> Written problem
Transcribe the material word for word, but without the images.

-- Begin Data shown --

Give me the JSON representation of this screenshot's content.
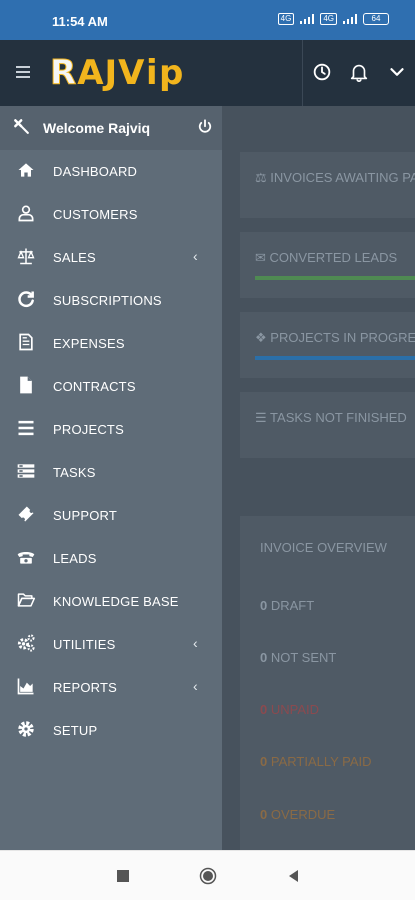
{
  "status_bar": {
    "time": "11:54 AM",
    "net1": "4G",
    "net2": "4G",
    "battery": "64"
  },
  "header": {
    "logo_text": "Rajviq"
  },
  "drawer": {
    "welcome": "Welcome Rajviq",
    "items": [
      {
        "label": "DASHBOARD",
        "icon": "home-icon",
        "submenu": false
      },
      {
        "label": "CUSTOMERS",
        "icon": "user-icon",
        "submenu": false
      },
      {
        "label": "SALES",
        "icon": "balance-scale-icon",
        "submenu": true
      },
      {
        "label": "SUBSCRIPTIONS",
        "icon": "refresh-icon",
        "submenu": false
      },
      {
        "label": "EXPENSES",
        "icon": "receipt-icon",
        "submenu": false
      },
      {
        "label": "CONTRACTS",
        "icon": "file-icon",
        "submenu": false
      },
      {
        "label": "PROJECTS",
        "icon": "bars-icon",
        "submenu": false
      },
      {
        "label": "TASKS",
        "icon": "tasks-icon",
        "submenu": false
      },
      {
        "label": "SUPPORT",
        "icon": "ticket-icon",
        "submenu": false
      },
      {
        "label": "LEADS",
        "icon": "phone-icon",
        "submenu": false
      },
      {
        "label": "KNOWLEDGE BASE",
        "icon": "folder-open-icon",
        "submenu": false
      },
      {
        "label": "UTILITIES",
        "icon": "cogs-icon",
        "submenu": true
      },
      {
        "label": "REPORTS",
        "icon": "area-chart-icon",
        "submenu": true
      },
      {
        "label": "SETUP",
        "icon": "gear-icon",
        "submenu": false
      }
    ]
  },
  "main": {
    "cards": [
      {
        "label": "INVOICES AWAITING PAYMENT",
        "icon": "balance-scale-icon",
        "bar_color": ""
      },
      {
        "label": "CONVERTED LEADS",
        "icon": "envelope-icon",
        "bar_color": "#4f8a52"
      },
      {
        "label": "PROJECTS IN PROGRESS",
        "icon": "cubes-icon",
        "bar_color": "#2b6fa8"
      },
      {
        "label": "TASKS NOT FINISHED",
        "icon": "list-icon",
        "bar_color": ""
      }
    ],
    "overview_title": "INVOICE OVERVIEW",
    "overview_rows": [
      {
        "num": "0",
        "label": "DRAFT",
        "color": "#8a96a2"
      },
      {
        "num": "0",
        "label": "NOT SENT",
        "color": "#8a96a2"
      },
      {
        "num": "0",
        "label": "UNPAID",
        "color": "#8b4a4f"
      },
      {
        "num": "0",
        "label": "PARTIALLY PAID",
        "color": "#8a6a45"
      },
      {
        "num": "0",
        "label": "OVERDUE",
        "color": "#8a6a45"
      }
    ]
  }
}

-- End Data shown --

> Finished exercise
Give me the JSON representation of this screenshot's content.
{
  "status_bar": {
    "time": "11:54 AM",
    "net1": "4G",
    "net2": "4G",
    "battery": "64"
  },
  "header": {
    "logo_text": "Rajviq"
  },
  "drawer": {
    "welcome": "Welcome Rajviq",
    "items": [
      {
        "label": "DASHBOARD",
        "icon": "home-icon",
        "submenu": false
      },
      {
        "label": "CUSTOMERS",
        "icon": "user-icon",
        "submenu": false
      },
      {
        "label": "SALES",
        "icon": "balance-scale-icon",
        "submenu": true
      },
      {
        "label": "SUBSCRIPTIONS",
        "icon": "refresh-icon",
        "submenu": false
      },
      {
        "label": "EXPENSES",
        "icon": "receipt-icon",
        "submenu": false
      },
      {
        "label": "CONTRACTS",
        "icon": "file-icon",
        "submenu": false
      },
      {
        "label": "PROJECTS",
        "icon": "bars-icon",
        "submenu": false
      },
      {
        "label": "TASKS",
        "icon": "tasks-icon",
        "submenu": false
      },
      {
        "label": "SUPPORT",
        "icon": "ticket-icon",
        "submenu": false
      },
      {
        "label": "LEADS",
        "icon": "phone-icon",
        "submenu": false
      },
      {
        "label": "KNOWLEDGE BASE",
        "icon": "folder-open-icon",
        "submenu": false
      },
      {
        "label": "UTILITIES",
        "icon": "cogs-icon",
        "submenu": true
      },
      {
        "label": "REPORTS",
        "icon": "area-chart-icon",
        "submenu": true
      },
      {
        "label": "SETUP",
        "icon": "gear-icon",
        "submenu": false
      }
    ]
  },
  "main": {
    "cards": [
      {
        "label": "INVOICES AWAITING PAYMENT",
        "icon": "balance-scale-icon",
        "bar_color": ""
      },
      {
        "label": "CONVERTED LEADS",
        "icon": "envelope-icon",
        "bar_color": "#4f8a52"
      },
      {
        "label": "PROJECTS IN PROGRESS",
        "icon": "cubes-icon",
        "bar_color": "#2b6fa8"
      },
      {
        "label": "TASKS NOT FINISHED",
        "icon": "list-icon",
        "bar_color": ""
      }
    ],
    "overview_title": "INVOICE OVERVIEW",
    "overview_rows": [
      {
        "num": "0",
        "label": "DRAFT",
        "color": "#8a96a2"
      },
      {
        "num": "0",
        "label": "NOT SENT",
        "color": "#8a96a2"
      },
      {
        "num": "0",
        "label": "UNPAID",
        "color": "#8b4a4f"
      },
      {
        "num": "0",
        "label": "PARTIALLY PAID",
        "color": "#8a6a45"
      },
      {
        "num": "0",
        "label": "OVERDUE",
        "color": "#8a6a45"
      }
    ]
  }
}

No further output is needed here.